Trabalho pedido
[1] Reproduza o trecho do documento de origem que começa em "Faça uma viagem" e segue até "de Batman Forever.".
[2] De acordo com o documento de origem, qual trilha sonora ganhou o Brit Award de Melhor Trilha Sonora em 1997?

Documento de origem
===============

Faça uma viagem mental ao passado. Os outrora prestigiosos Brit Awards costumavam conferir um prêmio para “Melhor Trilha Sonora”, mas isso foi interrompido em 2001, quando, presume-se, foi decretado que a de Beleza Americana continuaria imbatível para todo o sempre. Antes disso, Pulp Fiction levara o prêmio em 1995, e Trainspotting em 1997. Mas, espremida entre esses dois gigantes estava uma trilha sonora que foi historicamente ofuscada por eles, e criminosamente subestimada por todos. Estou falando da vencedora do Brit Award de Melhor Trilha Sonora de 1996. Estou falando, queridos leitores, de Batman Forever.

===============

Dados de origem
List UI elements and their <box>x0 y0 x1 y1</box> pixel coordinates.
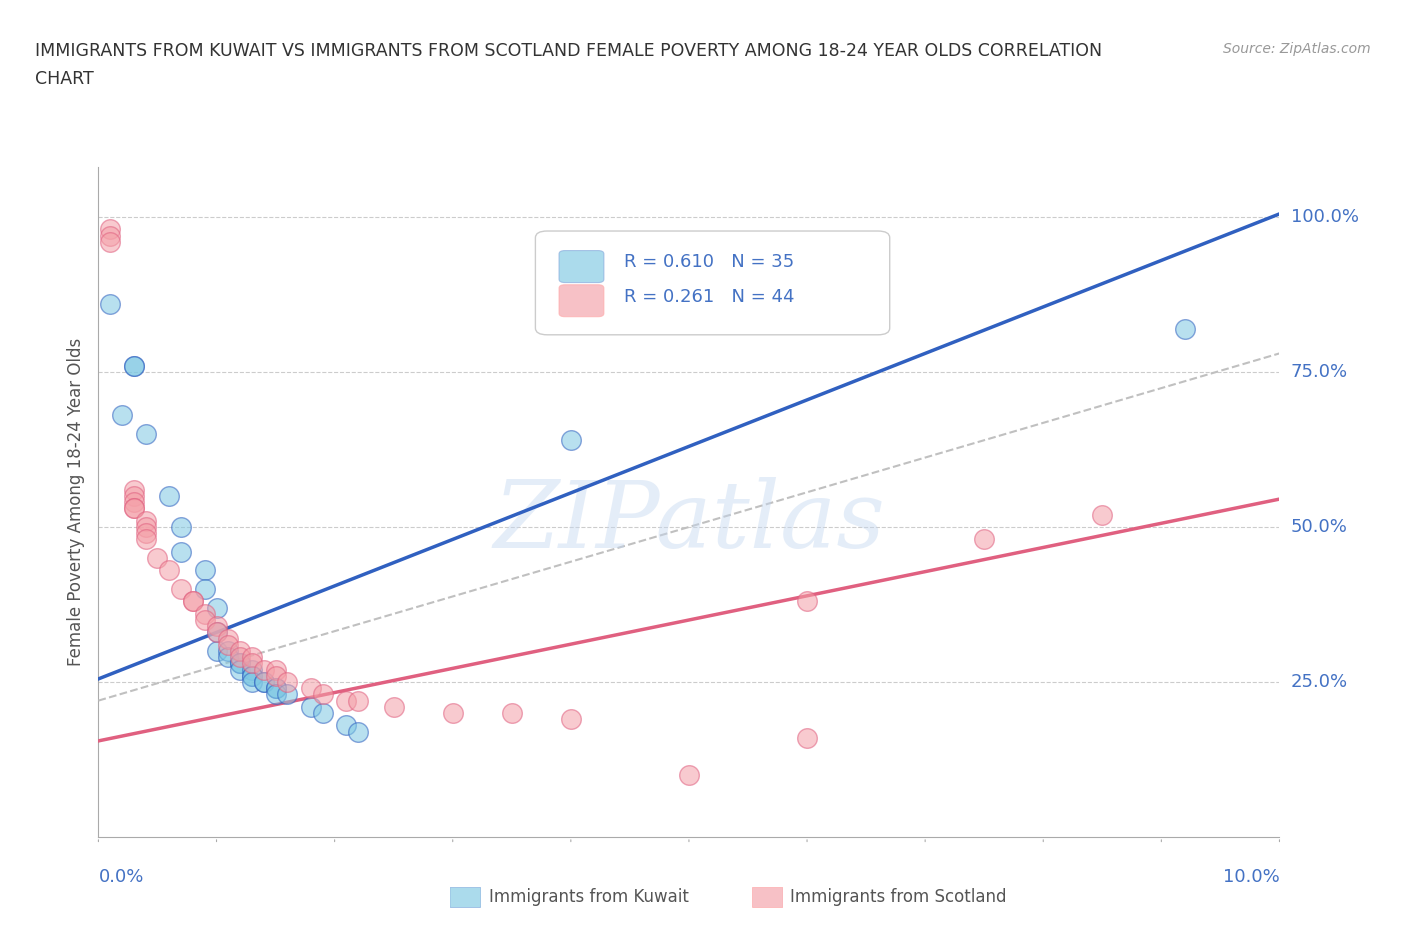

===============

Resultados do exercício
[1]
Faça uma viagem mental ao passado. Os outrora prestigiosos Brit Awards costumavam conferir um prêmio para “Melhor Trilha Sonora”, mas isso foi interrompido em 2001, quando, presume-se, foi decretado que a de Beleza Americana continuaria imbatível para todo o sempre. Antes disso, Pulp Fiction levara o prêmio em 1995, e Trainspotting em 1997. Mas, espremida entre esses dois gigantes estava uma trilha sonora que foi historicamente ofuscada por eles, e criminosamente subestimada por todos. Estou falando da vencedora do Brit Award de Melhor Trilha Sonora de 1996. Estou falando, queridos leitores, de Batman Forever.

[2] Trainspotting.